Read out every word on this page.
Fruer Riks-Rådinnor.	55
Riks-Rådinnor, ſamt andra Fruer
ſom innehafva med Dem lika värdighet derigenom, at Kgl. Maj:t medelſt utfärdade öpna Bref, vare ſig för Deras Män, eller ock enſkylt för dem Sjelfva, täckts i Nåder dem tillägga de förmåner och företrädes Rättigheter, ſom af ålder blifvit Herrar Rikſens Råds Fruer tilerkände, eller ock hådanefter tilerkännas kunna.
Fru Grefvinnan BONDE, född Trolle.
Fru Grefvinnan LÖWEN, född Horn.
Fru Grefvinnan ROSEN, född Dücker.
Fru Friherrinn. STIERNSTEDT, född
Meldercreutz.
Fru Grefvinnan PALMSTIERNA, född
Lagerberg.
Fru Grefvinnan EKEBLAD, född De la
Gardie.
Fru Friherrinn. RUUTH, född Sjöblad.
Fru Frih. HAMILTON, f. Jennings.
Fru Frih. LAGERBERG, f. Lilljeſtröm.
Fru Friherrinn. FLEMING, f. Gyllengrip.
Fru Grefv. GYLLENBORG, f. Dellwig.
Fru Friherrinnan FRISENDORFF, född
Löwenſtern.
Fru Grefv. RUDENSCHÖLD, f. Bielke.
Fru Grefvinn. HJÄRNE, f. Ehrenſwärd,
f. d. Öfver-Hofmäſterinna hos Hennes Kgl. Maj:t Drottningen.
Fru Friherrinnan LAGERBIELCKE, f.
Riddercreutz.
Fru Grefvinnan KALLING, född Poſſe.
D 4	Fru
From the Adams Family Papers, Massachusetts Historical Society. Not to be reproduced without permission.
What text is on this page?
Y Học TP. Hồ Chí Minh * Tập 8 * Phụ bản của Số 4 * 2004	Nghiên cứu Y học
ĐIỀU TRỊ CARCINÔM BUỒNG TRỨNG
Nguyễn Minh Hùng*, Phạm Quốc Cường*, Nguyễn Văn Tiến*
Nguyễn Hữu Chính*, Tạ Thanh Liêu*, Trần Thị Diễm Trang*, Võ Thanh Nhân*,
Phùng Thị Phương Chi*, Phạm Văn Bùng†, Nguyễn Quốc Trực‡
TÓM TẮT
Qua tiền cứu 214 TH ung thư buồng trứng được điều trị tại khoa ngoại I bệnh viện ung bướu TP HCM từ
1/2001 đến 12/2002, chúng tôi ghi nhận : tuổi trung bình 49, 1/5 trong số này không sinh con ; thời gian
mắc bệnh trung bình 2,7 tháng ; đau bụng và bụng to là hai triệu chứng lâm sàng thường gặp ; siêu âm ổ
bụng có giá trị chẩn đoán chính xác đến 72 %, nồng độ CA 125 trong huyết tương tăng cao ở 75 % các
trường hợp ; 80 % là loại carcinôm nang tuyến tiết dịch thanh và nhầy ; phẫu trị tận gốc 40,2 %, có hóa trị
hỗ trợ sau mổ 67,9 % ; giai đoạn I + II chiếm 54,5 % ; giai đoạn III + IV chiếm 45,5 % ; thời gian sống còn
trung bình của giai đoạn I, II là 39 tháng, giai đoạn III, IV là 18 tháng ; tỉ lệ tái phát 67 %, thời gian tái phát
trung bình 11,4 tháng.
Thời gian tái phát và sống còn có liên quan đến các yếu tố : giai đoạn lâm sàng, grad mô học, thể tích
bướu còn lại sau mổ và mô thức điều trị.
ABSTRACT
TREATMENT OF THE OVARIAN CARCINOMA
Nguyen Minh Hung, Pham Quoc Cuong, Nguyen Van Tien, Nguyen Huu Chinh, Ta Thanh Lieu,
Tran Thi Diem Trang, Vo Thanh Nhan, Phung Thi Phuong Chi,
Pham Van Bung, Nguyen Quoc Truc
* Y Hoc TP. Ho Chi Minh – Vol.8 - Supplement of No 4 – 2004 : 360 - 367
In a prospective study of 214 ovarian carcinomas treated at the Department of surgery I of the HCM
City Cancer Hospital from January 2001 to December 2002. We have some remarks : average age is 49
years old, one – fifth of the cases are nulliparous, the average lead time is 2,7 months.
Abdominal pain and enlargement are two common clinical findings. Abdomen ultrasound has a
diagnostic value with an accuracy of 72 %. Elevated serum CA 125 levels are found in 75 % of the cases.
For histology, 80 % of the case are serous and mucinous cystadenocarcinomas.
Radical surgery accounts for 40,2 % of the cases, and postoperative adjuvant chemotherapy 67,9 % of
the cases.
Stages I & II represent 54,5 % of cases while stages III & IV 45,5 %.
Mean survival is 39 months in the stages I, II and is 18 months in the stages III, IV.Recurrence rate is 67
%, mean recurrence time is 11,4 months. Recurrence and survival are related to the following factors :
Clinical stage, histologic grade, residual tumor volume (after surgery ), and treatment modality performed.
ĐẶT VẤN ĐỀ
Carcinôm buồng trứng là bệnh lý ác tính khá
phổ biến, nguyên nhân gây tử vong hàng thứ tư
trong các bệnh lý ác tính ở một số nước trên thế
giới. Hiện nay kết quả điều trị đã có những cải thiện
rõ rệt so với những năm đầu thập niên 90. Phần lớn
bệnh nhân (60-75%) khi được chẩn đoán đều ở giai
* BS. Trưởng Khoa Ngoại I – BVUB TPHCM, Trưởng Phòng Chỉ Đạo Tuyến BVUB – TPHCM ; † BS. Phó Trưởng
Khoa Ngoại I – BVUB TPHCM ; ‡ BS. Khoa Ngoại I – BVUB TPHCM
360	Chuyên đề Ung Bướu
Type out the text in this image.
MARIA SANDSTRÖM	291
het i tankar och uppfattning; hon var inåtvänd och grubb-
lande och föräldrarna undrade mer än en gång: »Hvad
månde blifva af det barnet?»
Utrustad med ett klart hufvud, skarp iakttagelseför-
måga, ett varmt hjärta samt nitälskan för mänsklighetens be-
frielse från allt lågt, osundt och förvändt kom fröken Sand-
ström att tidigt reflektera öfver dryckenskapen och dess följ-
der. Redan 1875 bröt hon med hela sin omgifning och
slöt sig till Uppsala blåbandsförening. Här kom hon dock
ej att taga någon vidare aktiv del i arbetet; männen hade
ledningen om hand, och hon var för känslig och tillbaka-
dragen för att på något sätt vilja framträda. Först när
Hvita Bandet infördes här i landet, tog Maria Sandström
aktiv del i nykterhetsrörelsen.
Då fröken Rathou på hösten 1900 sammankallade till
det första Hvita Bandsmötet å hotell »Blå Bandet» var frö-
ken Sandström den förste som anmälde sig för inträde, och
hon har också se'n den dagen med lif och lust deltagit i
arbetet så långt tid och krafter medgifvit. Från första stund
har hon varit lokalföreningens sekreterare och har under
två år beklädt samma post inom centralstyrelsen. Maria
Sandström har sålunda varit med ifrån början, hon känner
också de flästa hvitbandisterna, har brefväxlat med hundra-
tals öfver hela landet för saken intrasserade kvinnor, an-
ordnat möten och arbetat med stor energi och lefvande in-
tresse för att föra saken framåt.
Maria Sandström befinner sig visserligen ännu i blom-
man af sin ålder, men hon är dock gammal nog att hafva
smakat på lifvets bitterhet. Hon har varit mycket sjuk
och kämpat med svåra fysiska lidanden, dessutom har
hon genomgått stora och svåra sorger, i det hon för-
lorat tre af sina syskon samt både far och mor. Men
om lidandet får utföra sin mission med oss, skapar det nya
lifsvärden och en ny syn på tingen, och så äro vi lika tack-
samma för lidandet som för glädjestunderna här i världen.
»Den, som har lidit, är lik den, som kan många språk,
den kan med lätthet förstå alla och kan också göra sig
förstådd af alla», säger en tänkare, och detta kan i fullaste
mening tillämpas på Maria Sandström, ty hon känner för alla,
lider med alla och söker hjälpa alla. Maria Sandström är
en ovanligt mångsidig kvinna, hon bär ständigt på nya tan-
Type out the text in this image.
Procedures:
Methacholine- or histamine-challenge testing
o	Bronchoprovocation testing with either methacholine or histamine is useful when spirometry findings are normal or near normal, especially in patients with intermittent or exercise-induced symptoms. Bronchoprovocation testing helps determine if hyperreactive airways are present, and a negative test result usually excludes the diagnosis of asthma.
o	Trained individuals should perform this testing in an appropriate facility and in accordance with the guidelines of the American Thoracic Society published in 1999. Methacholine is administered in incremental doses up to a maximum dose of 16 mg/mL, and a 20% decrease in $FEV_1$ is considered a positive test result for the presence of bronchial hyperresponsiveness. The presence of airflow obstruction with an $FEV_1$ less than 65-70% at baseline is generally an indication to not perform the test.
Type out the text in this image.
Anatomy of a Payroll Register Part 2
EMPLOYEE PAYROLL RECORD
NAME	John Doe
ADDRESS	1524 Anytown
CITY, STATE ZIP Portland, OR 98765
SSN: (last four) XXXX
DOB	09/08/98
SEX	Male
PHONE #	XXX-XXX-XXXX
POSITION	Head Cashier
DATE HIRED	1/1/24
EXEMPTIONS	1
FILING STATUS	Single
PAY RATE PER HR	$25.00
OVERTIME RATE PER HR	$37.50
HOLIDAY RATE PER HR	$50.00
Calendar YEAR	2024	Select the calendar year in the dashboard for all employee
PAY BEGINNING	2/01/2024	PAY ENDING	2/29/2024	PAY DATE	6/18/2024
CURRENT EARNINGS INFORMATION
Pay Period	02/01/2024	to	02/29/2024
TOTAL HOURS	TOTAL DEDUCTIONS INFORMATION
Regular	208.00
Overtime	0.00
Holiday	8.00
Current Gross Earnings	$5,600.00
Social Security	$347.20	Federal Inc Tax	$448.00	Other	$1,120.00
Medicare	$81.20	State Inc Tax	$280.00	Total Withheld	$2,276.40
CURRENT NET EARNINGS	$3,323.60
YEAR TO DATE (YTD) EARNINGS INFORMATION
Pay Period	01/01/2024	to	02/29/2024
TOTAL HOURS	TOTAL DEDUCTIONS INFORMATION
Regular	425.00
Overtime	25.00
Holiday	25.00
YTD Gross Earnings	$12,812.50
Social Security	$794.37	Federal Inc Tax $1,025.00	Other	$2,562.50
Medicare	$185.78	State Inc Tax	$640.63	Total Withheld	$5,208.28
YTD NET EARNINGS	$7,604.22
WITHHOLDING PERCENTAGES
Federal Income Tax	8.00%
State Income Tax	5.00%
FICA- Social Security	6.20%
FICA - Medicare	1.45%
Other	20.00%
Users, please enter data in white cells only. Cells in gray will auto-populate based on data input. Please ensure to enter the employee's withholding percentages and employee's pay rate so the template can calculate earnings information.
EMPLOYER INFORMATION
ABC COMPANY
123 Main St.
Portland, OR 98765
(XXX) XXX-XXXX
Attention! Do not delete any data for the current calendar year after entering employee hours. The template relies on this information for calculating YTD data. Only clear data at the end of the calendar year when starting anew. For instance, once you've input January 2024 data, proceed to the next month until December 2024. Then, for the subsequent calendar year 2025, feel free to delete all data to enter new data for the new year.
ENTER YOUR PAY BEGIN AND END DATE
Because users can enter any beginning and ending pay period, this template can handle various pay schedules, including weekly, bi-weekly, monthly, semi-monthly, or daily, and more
────────
What this task involves:
Copy out each line of the entries that holds "Hvita".

Task solution:
Hvita Bandet infördes här i landet, tog Maria Sandström
det första Hvita Bandsmötet å hotell »Blå Bandet» var frö-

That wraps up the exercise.